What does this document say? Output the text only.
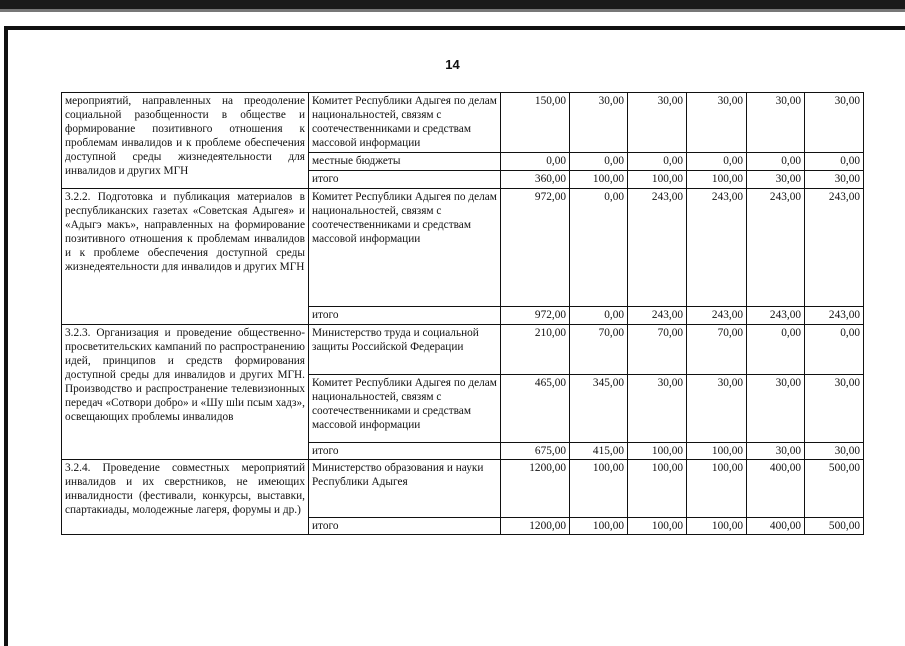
14
мероприятий, направленных на преодоление социальной разобщенности в обществе и формирование позитивного отношения к проблемам инвалидов и к проблеме обеспечения доступной среды жизнедеятельности для инвалидов и других МГН	Комитет Республики Адыгея по делам национальностей, связям с соотечественниками и средствам массовой информации	150,00	30,00	30,00	30,00	30,00	30,00
	местные бюджеты	0,00	0,00	0,00	0,00	0,00	0,00
	итого	360,00	100,00	100,00	100,00	30,00	30,00
3.2.2. Подготовка и публикация материалов в республиканских газетах «Советская Адыгея» и «Адыгэ макъ», направленных на формирование позитивного отношения к проблемам инвалидов и к проблеме обеспечения доступной среды жизнедеятельности для инвалидов и других МГН	Комитет Республики Адыгея по делам национальностей, связям с соотечественниками и средствам массовой информации	972,00	0,00	243,00	243,00	243,00	243,00
	итого	972,00	0,00	243,00	243,00	243,00	243,00
3.2.3. Организация и проведение общественно-просветительских кампаний по распространению идей, принципов и средств формирования доступной среды для инвалидов и других МГН. Производство и распространение телевизионных передач «Сотвори добро» и «Шу шlи псым хадз», освещающих проблемы инвалидов	Министерство труда и социальной защиты Российской Федерации	210,00	70,00	70,00	70,00	0,00	0,00
	Комитет Республики Адыгея по делам национальностей, связям с соотечественниками и средствам массовой информации	465,00	345,00	30,00	30,00	30,00	30,00
	итого	675,00	415,00	100,00	100,00	30,00	30,00
3.2.4. Проведение совместных мероприятий инвалидов и их сверстников, не имеющих инвалидности (фестивали, конкурсы, выставки, спартакиады, молодежные лагеря, форумы и др.)	Министерство образования и науки Республики Адыгея	1200,00	100,00	100,00	100,00	400,00	500,00
	итого	1200,00	100,00	100,00	100,00	400,00	500,00
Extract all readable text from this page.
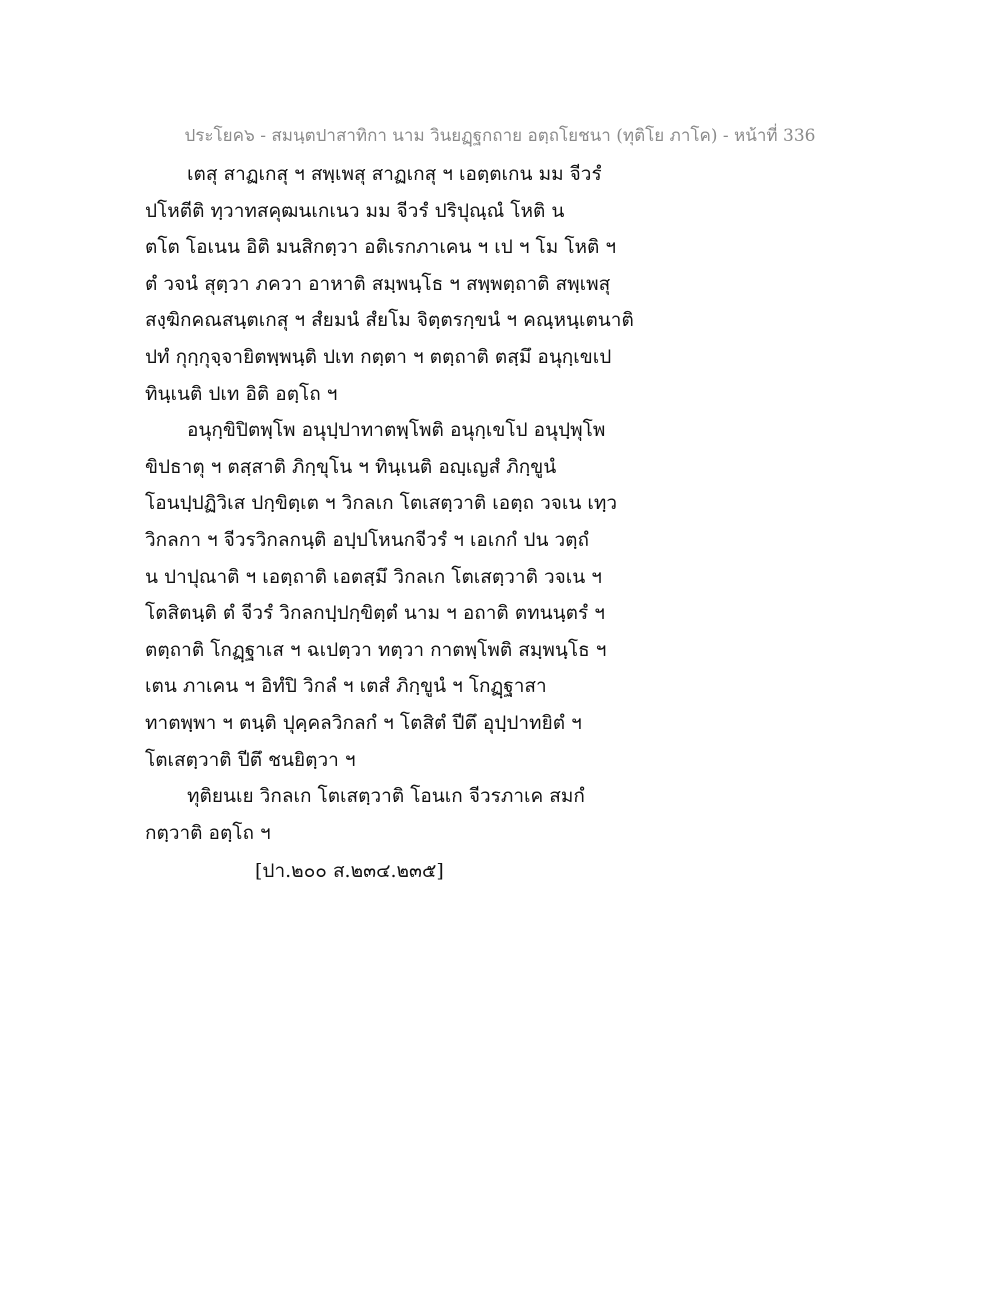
ประโยค๖ - สมนฺตปาสาทิกา นาม วินยฏฺฐกถาย อตฺถโยชนา (ทุติโย ภาโค) - หน้าที่ 336
เตสุ สาฏเกสุ ฯ สพฺเพสุ สาฏเกสุ ฯ เอตฺตเกน มม จีวรํ
ปโหตีติ ทฺวาทสคุฒนเกเนว มม จีวรํ ปริปุณฺณํ โหติ น
ตโต โอเนน อิติ มนสิกตฺวา อติเรกภาเคน ฯ เป ฯ โม โหติ ฯ
ตํ วจนํ สุตฺวา ภควา อาหาติ สมฺพนฺโธ ฯ สพฺพตฺถาติ สพฺเพสุ
สงฺฆิกคณสนฺตเกสุ ฯ สํยมนํ สํยโม จิตฺตรกฺขนํ ฯ คณฺหนฺเตนาติ
ปทํ กุกฺกุจฺจายิตพฺพนฺติ ปเท กตฺตา ฯ ตตฺถาติ ตสฺมึ อนุกฺเขเป
ทินฺเนติ ปเท อิติ อตฺโถ ฯ
อนุกฺขิปิตพฺโพ อนุปฺปาทาตพฺโพติ อนุกฺเขโป อนุปฺพุโพ
ขิปธาตุ ฯ ตสฺสาติ ภิกฺขุโน ฯ ทินฺเนติ อญฺเญสํ ภิกฺขูนํ
โอนปฺปฏิวิเส ปกฺขิตฺเต ฯ วิกลเก โตเสตฺวาติ เอตฺถ วจเน เทฺว
วิกลกา ฯ จีวรวิกลกนฺติ อปฺปโหนกจีวรํ ฯ เอเกกํ ปน วตฺถํ
น ปาปุณาติ ฯ เอตฺถาติ เอตสฺมึ วิกลเก โตเสตฺวาติ วจเน ฯ
โตสิตนฺติ ตํ จีวรํ วิกลกปฺปกฺขิตฺตํ นาม ฯ อถาติ ตทนนฺตรํ ฯ
ตตฺถาติ โกฏฺฐาเส ฯ ฉเปตฺวา ทตฺวา กาตพฺโพติ สมฺพนฺโธ ฯ
เตน ภาเคน ฯ อิทํปิ วิกลํ ฯ เตสํ ภิกฺขูนํ ฯ โกฏฺฐาสา
ทาตพฺพา ฯ ตนฺติ ปุคฺคลวิกลกํ ฯ โตสิตํ ปีตึ อุปฺปาทยิตํ ฯ
โตเสตฺวาติ ปีตึ ชนยิตฺวา ฯ
ทุติยนเย วิกลเก โตเสตฺวาติ โอนเก จีวรภาเค สมกํ
กตฺวาติ อตฺโถ ฯ
[ปา.๒๐๐ ส.๒๓๔.๒๓๕]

──────

TASK TO COMPLETE: Make an exact copy of the lines of the records from the line containing "Extract all readable text from this page." through the final line, both ends included, but not of the pictures.

REPLY TO THE TASK:
Extract all readable text from this page.
ประโยค๖ - สมนฺตปาสาทิกา นาม วินยฏฺฐกถาย อตฺถโยชนา (ทุติโย ภาโค) - หน้าที่ 336
เตสุ สาฏเกสุ ฯ สพฺเพสุ สาฏเกสุ ฯ เอตฺตเกน มม จีวรํ
ปโหตีติ ทฺวาทสคุฒนเกเนว มม จีวรํ ปริปุณฺณํ โหติ น
ตโต โอเนน อิติ มนสิกตฺวา อติเรกภาเคน ฯ เป ฯ โม โหติ ฯ
ตํ วจนํ สุตฺวา ภควา อาหาติ สมฺพนฺโธ ฯ สพฺพตฺถาติ สพฺเพสุ
สงฺฆิกคณสนฺตเกสุ ฯ สํยมนํ สํยโม จิตฺตรกฺขนํ ฯ คณฺหนฺเตนาติ
ปทํ กุกฺกุจฺจายิตพฺพนฺติ ปเท กตฺตา ฯ ตตฺถาติ ตสฺมึ อนุกฺเขเป
ทินฺเนติ ปเท อิติ อตฺโถ ฯ
อนุกฺขิปิตพฺโพ อนุปฺปาทาตพฺโพติ อนุกฺเขโป อนุปฺพุโพ
ขิปธาตุ ฯ ตสฺสาติ ภิกฺขุโน ฯ ทินฺเนติ อญฺเญสํ ภิกฺขูนํ
โอนปฺปฏิวิเส ปกฺขิตฺเต ฯ วิกลเก โตเสตฺวาติ เอตฺถ วจเน เทฺว
วิกลกา ฯ จีวรวิกลกนฺติ อปฺปโหนกจีวรํ ฯ เอเกกํ ปน วตฺถํ
น ปาปุณาติ ฯ เอตฺถาติ เอตสฺมึ วิกลเก โตเสตฺวาติ วจเน ฯ
โตสิตนฺติ ตํ จีวรํ วิกลกปฺปกฺขิตฺตํ นาม ฯ อถาติ ตทนนฺตรํ ฯ
ตตฺถาติ โกฏฺฐาเส ฯ ฉเปตฺวา ทตฺวา กาตพฺโพติ สมฺพนฺโธ ฯ
เตน ภาเคน ฯ อิทํปิ วิกลํ ฯ เตสํ ภิกฺขูนํ ฯ โกฏฺฐาสา
ทาตพฺพา ฯ ตนฺติ ปุคฺคลวิกลกํ ฯ โตสิตํ ปีตึ อุปฺปาทยิตํ ฯ
โตเสตฺวาติ ปีตึ ชนยิตฺวา ฯ
ทุติยนเย วิกลเก โตเสตฺวาติ โอนเก จีวรภาเค สมกํ
กตฺวาติ อตฺโถ ฯ
[ปา.๒๐๐ ส.๒๓๔.๒๓๕]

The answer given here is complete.